> _REQUESTS_:
1. Using the catadioptric head-mounted display excerpt, decide whether each statement agrees with it: (a) light from the display reflects at least once off the partially reflective reflector before reaching the eye; (b) the reflector's anti-reflecting coating sits on the eye-facing surface of its substrate; (c) the second filter 604 is a freeform surface. For each, answer yes or no and quote the words that settle it.
2. Extend the catadioptric head-mounted display excerpt with a further paragraph that picks up after its final sentence.

According to some embodiments, the eye 105 also receives ambient light 201 from an ambient outside of the catadioptric HMD. The light from the display 602 augments the light from the ambient that reaches the user eye 105. In the arrangement 600 shown, light from the display 602 is reflected at least one time from the partially reflective reflector 603 and at least one time from the filter 604 before reaching the user eye 105. The convex outer surface 606 of the filter 604 is positioned relative to an inner surface 607 of the reflector 603 in the assembled HMD to provide light from the display 602 to the user eye 105. An orientation, a position, or both an orientation and a position of the display 602, relative to the other elements, are selected for the HMD. A shape, a position, or both a shape and an orientation of the filter 604, relative to the other elements, are selected for the HMD. Also, a shape, a position, or both a shape and an orientation of the reflector 603, relative to the other elements, are selected for the HMD. These features are arranged together to shape a resulting image reaching the pupil 301 of the user eye 105 from the light originating from the display 602.

While the reflector 603 is shown as a single material in FIG. 6, the reflector 603 comprises one or more layers of one or more various materials. For example, the combiner or reflector 603 takes the form of a freeform thin shell that includes a mirror coating or a partial mirror coating on a substrate such as on the eye-facing surface 607 of the substrate and an anti-reflecting coating on the world-facing surface 608 of the substrate. Freeform for the reflector 603 refers to a curvature or contour along a first axis or orientation, a curvature or contour along a second axis or orientation, or along both the first and the second axes.

The polarization filter 604 also is shown as a single material in FIG. 6. However, the polarization filter 604 comprises one or more layers of one or more various materials according to various embodiments. For example, the filter 604 includes a curved or contoured base substrate such as a plastic or glass layer, a linear polarizer, a linearly polarizing reflective film, and a quarter-wave retarder film. The first filter 613 and the second filter 604 generate circular polarized light from the display 602. The second filter 604 reflects orthogonal circular polarized light without a reflection from the reflector 603 and transmits circular polarized light after a reflection from the reflector 603 as the light travels the light path from the display 602 to the user eye 105. The second filter 604 is shown curved along a first directional axis. The second filter 604 may be curved along a second directional axis to conform with the shape of a user's head (not shown). The second filter 604 is a freeform surface. Freeform for the second filter 604 refers to a curvature or contour along a first axis or orientation, a curvature or contour along a second axis or orientation, or along both the first and the second axes of the filter 604 surface.

> _INFORMATION SUPPLIED_:

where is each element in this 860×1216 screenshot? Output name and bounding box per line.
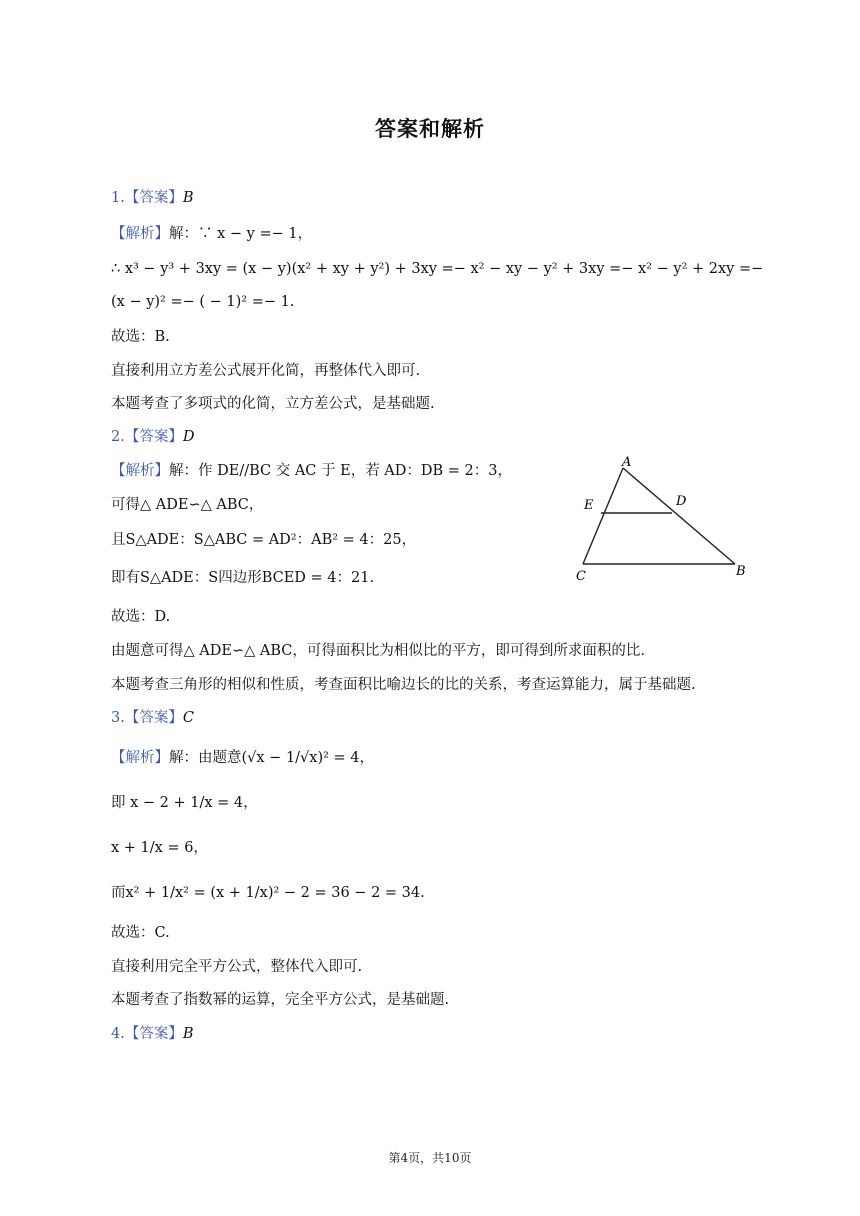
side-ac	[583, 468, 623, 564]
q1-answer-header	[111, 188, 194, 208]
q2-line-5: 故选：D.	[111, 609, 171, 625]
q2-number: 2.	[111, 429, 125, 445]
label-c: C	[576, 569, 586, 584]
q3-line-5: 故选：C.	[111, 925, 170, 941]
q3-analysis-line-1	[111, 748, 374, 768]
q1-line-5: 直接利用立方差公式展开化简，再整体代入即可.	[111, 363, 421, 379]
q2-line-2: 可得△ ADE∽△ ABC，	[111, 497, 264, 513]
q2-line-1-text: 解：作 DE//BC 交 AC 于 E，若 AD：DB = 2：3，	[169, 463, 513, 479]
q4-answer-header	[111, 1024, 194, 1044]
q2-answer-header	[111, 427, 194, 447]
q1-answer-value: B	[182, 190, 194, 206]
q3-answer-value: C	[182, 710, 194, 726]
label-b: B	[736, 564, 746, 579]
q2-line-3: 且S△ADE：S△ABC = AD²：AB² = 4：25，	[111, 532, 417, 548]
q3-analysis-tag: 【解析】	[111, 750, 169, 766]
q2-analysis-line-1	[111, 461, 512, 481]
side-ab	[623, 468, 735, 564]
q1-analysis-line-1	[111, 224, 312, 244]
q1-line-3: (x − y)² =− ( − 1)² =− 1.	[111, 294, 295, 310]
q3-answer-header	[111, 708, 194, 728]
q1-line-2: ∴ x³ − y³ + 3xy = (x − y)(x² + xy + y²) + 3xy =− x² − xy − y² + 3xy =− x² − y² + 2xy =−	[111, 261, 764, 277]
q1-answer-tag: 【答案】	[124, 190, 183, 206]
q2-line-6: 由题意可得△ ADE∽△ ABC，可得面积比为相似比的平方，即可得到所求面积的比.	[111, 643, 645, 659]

> _EXERCISE ANSWERS_:
1.
(a) Yes: "light from the display 602 is reflected at least one time from the partially reflective reflector 603"
(b) No: "an anti-reflecting coating on the world-facing surface 608 of the substrate"
(c) Yes: "The second filter 604 is a freeform surface."

2.
FIG. 7 is a diagram of a side view of an arrangement 700 of elements of a catadioptric HMD in accordance with additional embodiments. A pupil 301 of a user eye 105 is behind a curved partially reflective reflector 703 and a planar partially reflective polarization filter 704. The display 702 is positioned proximate to portion of the filter 704. In some embodiments, the display 702 is fabricated with and coupled to the filter 704. In the embodiment shown, the display 702 is oriented to emit light first through the filter 704. The display 702 is rectangular in shape and has a first dimension 706 and a second dimension 707 which is orthogonal to the first dimension 706. For example, the first dimension 706 is approximately 22 mm and the second dimension 707 is approximately 36 mm. The polarizing filter 704 is a planar or flat substrate for the display 702. A resulting field of view for an image generated for a pupil 301 of the user eye 105 is approximately 45 degrees as measured diagonally. A cleanup linear polarizer 705 is coupled to the reflector 703. The reflector is a combiner of an image generated by the display 702 and incoming ambient light 201.

An inset 710 illustrates layers of the planar polarizing filter 704. According to some embodiments, the polarizing filter includes a supportive substrate 711, a quarter-wave plate (QWP) 712, a reflective polarizer 713, a linear polarizer (LP) 714, and an anti-reflective film 715. The supportive substrate 711 is made of a glass, a plastic, or other material. While the inset only shows a portion of the planar filter 704, it is understood that the layers 711-715 extend along an entire length and width of the filter 704. According to some embodiments, while not illustrated, the planar polarizing filter 704 includes an anti-reflection film or coating on a world-facing side of the glass substrate 711.

FIG. 8 is a diagram of an overhead view of an arrangement 800 of elements of a catadioptric HMD in accordance with certain embodiments including some of the elements previously described. The arrangement 800 includes one or more electronic displays such as display 808 extending planarly along a length or first dimension 807 of the planar partially reflective polarization filter 704. A first partially reflective reflector 810 and a second partially reflective reflector 811 are curved along the first dimension 807. The first reflector 810 is for the first user eye 105 and the second reflector 811 is for a second user eye 806. The reflectors 810, 811 and the filter 704 define a space 801 therebetween.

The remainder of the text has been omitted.